§ TASK DETAILS
Extract the lines that hold the string "Doors".

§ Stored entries
################

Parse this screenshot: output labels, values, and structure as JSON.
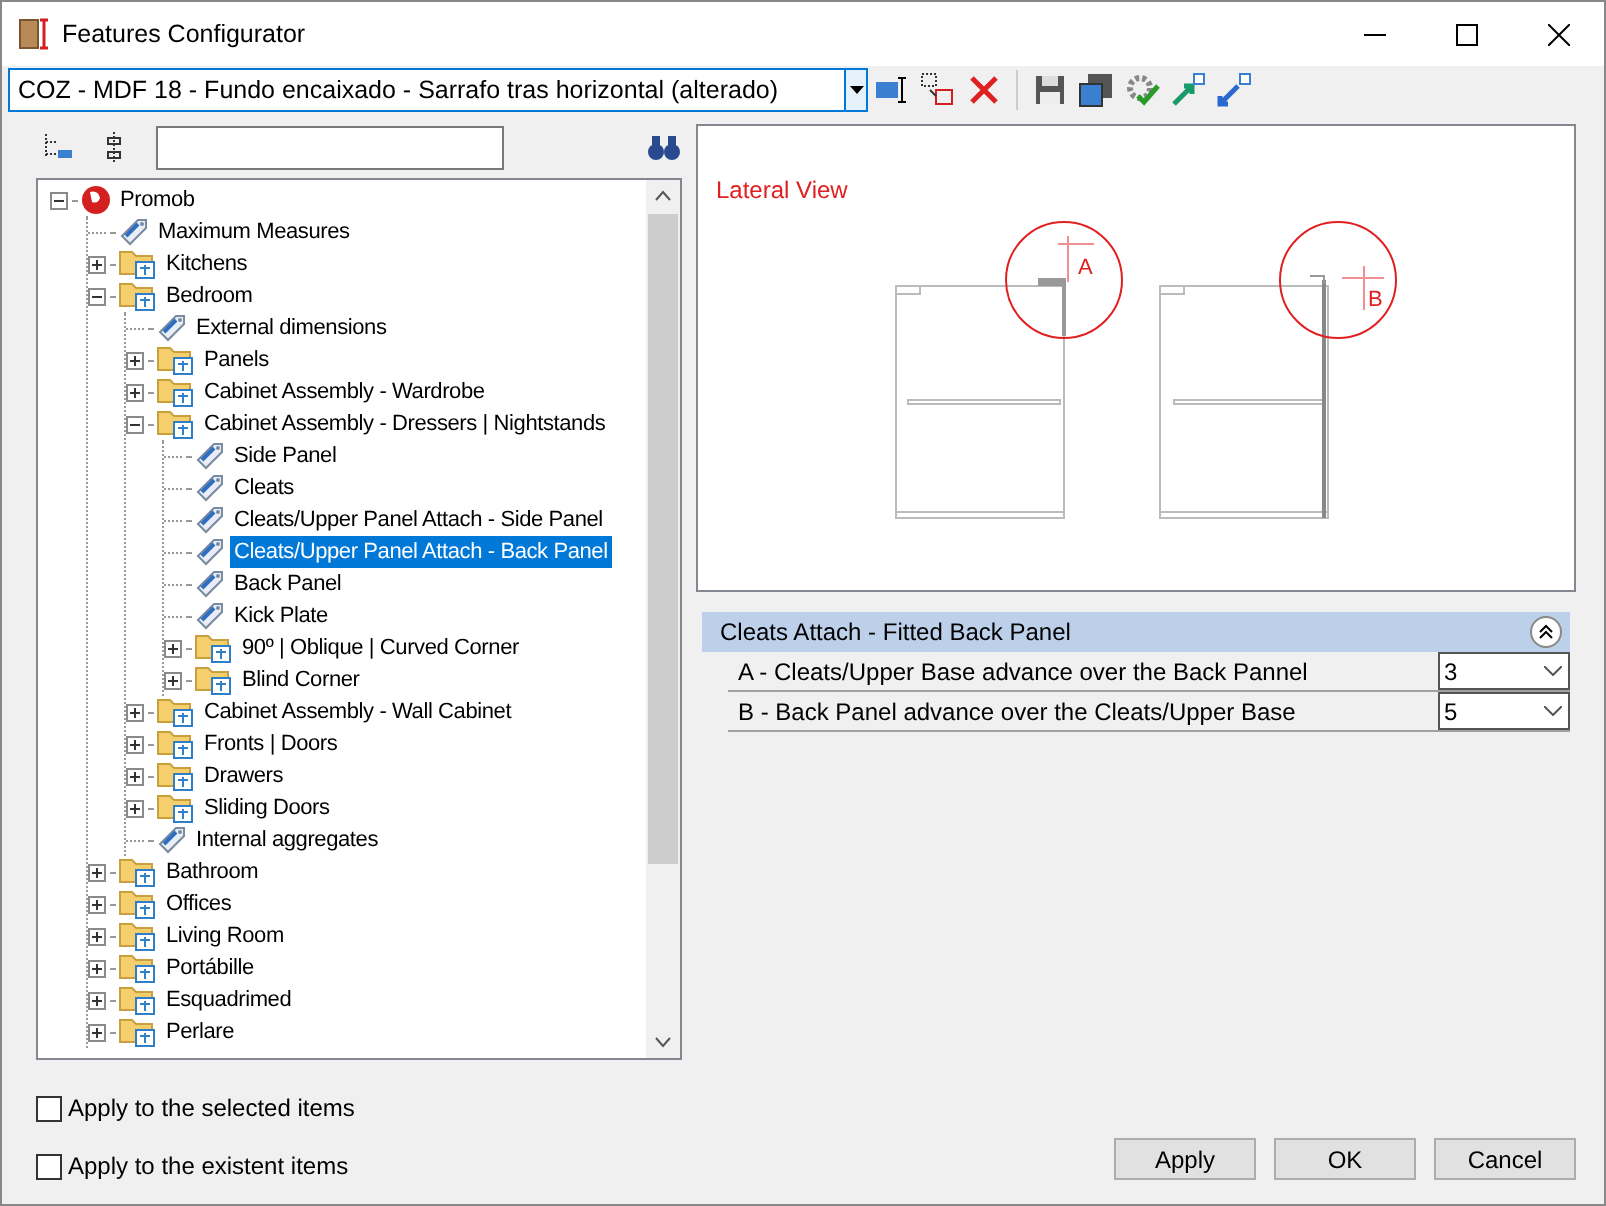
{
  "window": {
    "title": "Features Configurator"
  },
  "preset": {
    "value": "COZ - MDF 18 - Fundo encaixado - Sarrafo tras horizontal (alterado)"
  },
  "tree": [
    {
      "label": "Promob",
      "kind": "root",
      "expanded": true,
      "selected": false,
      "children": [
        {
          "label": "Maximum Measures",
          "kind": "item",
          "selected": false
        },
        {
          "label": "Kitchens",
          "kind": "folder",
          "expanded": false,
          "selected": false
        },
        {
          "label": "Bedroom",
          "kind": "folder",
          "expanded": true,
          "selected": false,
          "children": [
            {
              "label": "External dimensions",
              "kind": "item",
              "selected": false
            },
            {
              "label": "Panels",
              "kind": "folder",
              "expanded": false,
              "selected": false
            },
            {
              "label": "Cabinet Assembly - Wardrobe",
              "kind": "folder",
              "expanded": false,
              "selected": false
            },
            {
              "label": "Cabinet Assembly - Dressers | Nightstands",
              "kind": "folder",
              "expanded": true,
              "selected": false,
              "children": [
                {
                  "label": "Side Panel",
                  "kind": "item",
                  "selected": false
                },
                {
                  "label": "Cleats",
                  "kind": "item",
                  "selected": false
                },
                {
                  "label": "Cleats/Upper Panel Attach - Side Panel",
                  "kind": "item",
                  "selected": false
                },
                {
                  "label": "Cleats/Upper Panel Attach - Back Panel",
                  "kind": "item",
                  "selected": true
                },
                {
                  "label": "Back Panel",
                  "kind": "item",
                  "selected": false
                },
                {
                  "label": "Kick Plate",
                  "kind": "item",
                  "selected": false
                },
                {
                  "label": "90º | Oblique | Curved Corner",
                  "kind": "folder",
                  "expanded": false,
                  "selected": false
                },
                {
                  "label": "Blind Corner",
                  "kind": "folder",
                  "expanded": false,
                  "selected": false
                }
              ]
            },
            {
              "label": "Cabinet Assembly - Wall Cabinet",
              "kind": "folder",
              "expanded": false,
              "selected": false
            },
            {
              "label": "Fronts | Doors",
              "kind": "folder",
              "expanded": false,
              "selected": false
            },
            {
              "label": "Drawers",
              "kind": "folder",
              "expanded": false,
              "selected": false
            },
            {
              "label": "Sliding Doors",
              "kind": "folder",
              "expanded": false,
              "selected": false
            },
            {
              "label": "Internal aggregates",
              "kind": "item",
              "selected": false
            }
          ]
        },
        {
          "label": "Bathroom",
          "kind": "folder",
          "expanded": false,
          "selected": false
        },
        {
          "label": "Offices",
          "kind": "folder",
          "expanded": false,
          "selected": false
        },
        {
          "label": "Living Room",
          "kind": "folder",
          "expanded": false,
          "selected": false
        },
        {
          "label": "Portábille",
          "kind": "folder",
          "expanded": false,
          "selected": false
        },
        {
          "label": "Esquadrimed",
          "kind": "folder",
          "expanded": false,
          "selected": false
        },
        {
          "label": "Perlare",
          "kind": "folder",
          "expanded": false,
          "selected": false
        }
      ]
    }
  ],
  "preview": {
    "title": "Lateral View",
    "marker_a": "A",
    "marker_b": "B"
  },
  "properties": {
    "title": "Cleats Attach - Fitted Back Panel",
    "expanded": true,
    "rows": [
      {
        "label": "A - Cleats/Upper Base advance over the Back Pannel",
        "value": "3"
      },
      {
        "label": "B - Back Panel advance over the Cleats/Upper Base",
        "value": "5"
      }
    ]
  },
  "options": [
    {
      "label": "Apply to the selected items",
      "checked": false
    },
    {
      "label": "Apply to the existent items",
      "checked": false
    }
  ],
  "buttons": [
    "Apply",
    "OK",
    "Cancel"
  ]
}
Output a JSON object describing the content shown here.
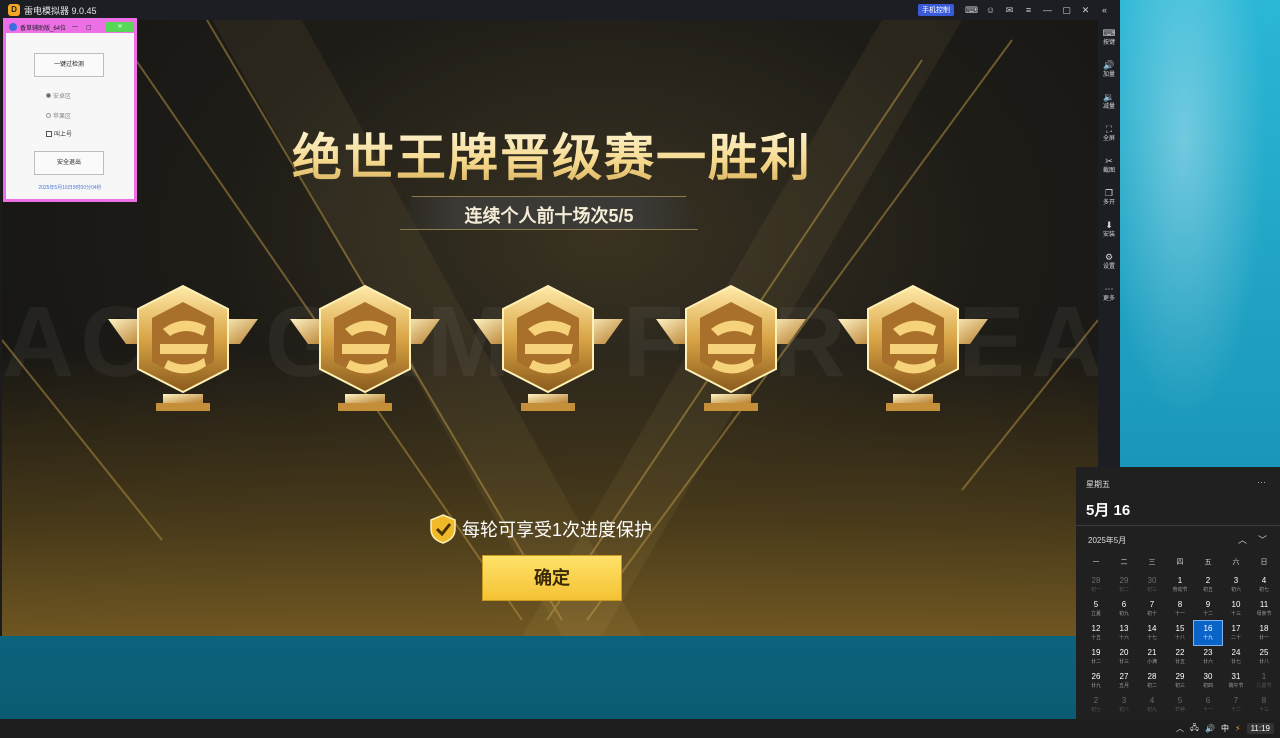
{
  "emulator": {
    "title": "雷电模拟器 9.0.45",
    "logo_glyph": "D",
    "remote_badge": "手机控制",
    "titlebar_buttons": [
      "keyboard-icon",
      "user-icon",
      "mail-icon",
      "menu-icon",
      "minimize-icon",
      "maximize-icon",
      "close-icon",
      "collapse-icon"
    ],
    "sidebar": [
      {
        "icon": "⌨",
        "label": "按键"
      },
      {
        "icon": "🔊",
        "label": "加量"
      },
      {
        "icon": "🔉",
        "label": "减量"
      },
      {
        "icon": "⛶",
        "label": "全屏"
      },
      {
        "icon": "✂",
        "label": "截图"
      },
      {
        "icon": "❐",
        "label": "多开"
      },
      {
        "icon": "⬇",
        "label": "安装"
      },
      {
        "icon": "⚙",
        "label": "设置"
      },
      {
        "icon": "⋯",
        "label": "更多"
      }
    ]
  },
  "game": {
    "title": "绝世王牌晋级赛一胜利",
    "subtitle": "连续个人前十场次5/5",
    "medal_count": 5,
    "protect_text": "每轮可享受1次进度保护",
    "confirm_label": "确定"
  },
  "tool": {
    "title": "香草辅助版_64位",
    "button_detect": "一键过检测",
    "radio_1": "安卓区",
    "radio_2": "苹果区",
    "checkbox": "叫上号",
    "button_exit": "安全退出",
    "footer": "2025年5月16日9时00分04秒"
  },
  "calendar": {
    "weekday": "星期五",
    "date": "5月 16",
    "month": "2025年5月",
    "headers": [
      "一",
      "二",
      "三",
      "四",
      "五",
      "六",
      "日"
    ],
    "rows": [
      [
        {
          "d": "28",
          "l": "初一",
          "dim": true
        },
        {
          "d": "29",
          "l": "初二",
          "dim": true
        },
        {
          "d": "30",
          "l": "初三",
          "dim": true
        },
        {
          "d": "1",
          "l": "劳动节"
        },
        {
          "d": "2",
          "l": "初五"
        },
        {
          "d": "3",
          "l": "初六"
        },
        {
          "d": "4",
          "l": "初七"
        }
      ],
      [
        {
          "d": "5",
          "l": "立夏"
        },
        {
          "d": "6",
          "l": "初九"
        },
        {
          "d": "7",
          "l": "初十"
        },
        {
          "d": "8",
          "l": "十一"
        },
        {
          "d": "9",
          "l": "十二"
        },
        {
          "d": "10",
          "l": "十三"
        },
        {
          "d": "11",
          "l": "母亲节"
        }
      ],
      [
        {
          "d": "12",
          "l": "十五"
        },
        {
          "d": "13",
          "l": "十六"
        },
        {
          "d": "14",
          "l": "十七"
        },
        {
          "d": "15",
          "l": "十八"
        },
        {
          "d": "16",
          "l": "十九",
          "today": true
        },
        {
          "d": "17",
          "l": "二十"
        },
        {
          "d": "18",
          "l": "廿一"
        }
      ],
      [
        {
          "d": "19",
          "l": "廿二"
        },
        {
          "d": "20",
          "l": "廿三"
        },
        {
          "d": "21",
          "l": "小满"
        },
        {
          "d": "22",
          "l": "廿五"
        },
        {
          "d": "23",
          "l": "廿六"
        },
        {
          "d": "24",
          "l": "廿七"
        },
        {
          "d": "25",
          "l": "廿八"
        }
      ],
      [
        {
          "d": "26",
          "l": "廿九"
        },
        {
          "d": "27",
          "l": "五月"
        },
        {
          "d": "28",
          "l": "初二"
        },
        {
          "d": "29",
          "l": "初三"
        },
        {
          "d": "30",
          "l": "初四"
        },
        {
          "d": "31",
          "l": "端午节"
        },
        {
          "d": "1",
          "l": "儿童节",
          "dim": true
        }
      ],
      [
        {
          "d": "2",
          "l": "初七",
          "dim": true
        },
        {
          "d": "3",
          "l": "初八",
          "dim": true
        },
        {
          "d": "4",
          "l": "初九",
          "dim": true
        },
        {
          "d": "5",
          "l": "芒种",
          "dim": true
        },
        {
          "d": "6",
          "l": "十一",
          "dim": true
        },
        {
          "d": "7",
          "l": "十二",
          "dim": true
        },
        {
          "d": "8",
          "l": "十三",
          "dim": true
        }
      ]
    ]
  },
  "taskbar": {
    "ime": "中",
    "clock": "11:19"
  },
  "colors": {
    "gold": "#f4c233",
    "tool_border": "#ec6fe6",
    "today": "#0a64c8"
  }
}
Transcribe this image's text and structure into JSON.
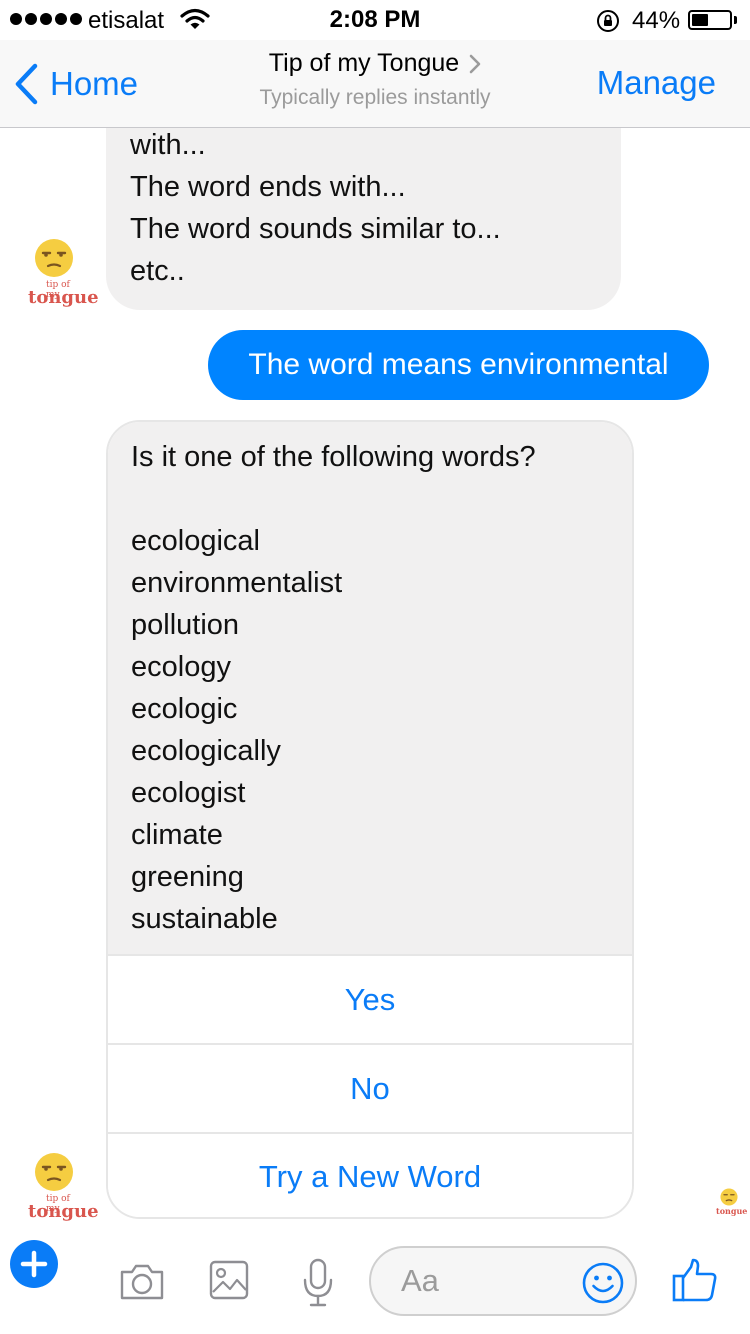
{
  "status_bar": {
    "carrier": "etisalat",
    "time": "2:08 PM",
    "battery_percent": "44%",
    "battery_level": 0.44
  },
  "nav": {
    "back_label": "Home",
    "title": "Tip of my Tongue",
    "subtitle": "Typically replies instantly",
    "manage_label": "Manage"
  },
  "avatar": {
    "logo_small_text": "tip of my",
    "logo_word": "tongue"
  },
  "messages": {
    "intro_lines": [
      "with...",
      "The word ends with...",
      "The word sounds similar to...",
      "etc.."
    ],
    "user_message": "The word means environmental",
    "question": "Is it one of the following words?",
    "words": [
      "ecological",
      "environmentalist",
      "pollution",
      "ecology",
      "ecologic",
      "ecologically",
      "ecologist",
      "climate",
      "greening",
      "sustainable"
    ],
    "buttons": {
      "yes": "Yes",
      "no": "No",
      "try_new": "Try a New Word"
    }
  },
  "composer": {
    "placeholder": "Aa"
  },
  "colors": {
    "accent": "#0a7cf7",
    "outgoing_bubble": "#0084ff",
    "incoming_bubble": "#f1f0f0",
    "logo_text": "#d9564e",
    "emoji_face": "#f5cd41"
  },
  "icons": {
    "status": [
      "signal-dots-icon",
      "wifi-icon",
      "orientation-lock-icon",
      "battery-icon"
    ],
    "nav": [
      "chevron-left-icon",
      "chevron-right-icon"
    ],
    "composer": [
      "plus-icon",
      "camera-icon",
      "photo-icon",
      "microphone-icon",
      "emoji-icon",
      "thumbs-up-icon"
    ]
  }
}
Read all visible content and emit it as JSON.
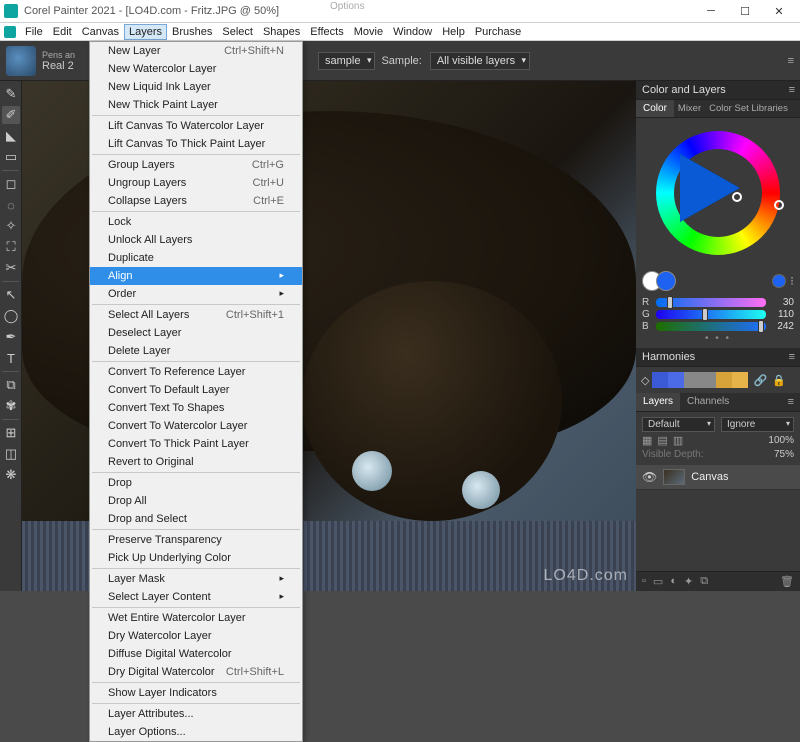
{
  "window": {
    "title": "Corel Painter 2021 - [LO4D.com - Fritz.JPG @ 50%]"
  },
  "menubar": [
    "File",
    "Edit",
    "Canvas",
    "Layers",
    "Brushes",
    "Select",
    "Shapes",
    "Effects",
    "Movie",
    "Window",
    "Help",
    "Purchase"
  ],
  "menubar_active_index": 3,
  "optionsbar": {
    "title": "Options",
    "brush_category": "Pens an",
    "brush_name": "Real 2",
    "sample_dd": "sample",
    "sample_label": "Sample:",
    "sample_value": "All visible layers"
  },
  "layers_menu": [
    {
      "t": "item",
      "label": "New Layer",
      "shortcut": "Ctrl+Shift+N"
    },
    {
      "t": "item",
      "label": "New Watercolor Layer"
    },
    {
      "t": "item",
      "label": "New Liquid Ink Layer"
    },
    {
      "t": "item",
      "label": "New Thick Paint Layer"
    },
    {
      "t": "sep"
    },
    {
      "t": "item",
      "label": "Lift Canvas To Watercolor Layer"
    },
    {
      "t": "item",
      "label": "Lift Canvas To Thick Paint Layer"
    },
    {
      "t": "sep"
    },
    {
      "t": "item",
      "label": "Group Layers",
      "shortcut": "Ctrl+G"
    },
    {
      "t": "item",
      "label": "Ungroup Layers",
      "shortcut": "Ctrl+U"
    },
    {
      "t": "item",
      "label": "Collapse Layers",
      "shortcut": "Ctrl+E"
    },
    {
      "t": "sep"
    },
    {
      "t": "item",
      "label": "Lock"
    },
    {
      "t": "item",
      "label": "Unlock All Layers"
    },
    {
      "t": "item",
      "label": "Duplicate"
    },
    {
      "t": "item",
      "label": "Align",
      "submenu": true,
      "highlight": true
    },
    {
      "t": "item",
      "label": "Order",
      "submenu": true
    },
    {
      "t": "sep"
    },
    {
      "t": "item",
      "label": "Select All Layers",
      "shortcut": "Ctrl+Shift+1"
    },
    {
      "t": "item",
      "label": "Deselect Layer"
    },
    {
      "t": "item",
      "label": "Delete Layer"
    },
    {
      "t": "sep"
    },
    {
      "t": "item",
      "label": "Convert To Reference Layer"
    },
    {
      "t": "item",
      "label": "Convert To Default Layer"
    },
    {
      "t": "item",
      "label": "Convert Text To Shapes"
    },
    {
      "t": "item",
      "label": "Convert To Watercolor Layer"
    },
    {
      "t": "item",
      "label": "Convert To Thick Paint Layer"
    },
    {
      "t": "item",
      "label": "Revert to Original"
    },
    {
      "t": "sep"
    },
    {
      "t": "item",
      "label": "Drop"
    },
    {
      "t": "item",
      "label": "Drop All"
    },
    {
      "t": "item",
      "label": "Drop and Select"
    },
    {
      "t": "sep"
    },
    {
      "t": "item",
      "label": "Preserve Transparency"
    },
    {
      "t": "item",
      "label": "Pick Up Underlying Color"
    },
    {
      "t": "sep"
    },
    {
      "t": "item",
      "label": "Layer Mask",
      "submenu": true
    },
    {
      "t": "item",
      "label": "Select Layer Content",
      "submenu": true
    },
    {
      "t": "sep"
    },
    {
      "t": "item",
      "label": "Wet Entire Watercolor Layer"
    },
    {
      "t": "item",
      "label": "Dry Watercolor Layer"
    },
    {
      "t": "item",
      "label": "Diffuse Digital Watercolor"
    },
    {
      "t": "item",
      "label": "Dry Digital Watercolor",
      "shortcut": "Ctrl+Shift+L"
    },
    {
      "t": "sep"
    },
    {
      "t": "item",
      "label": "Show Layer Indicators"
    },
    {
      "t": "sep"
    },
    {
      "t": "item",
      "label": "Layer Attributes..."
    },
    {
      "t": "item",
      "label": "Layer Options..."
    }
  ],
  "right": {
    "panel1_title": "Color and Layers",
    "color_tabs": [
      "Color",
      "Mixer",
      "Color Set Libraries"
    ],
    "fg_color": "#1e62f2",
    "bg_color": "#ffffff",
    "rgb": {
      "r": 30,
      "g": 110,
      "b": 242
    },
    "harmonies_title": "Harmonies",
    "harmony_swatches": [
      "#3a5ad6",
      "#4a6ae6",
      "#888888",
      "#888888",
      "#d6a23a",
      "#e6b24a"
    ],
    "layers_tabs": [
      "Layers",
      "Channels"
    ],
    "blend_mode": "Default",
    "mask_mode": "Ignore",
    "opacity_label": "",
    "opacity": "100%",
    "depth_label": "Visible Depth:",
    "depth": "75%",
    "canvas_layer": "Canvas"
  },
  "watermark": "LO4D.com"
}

################

§ RESPONSE TO THE EXERCISE
              "label": "Fronts | Doors",
              "label": "Sliding Doors",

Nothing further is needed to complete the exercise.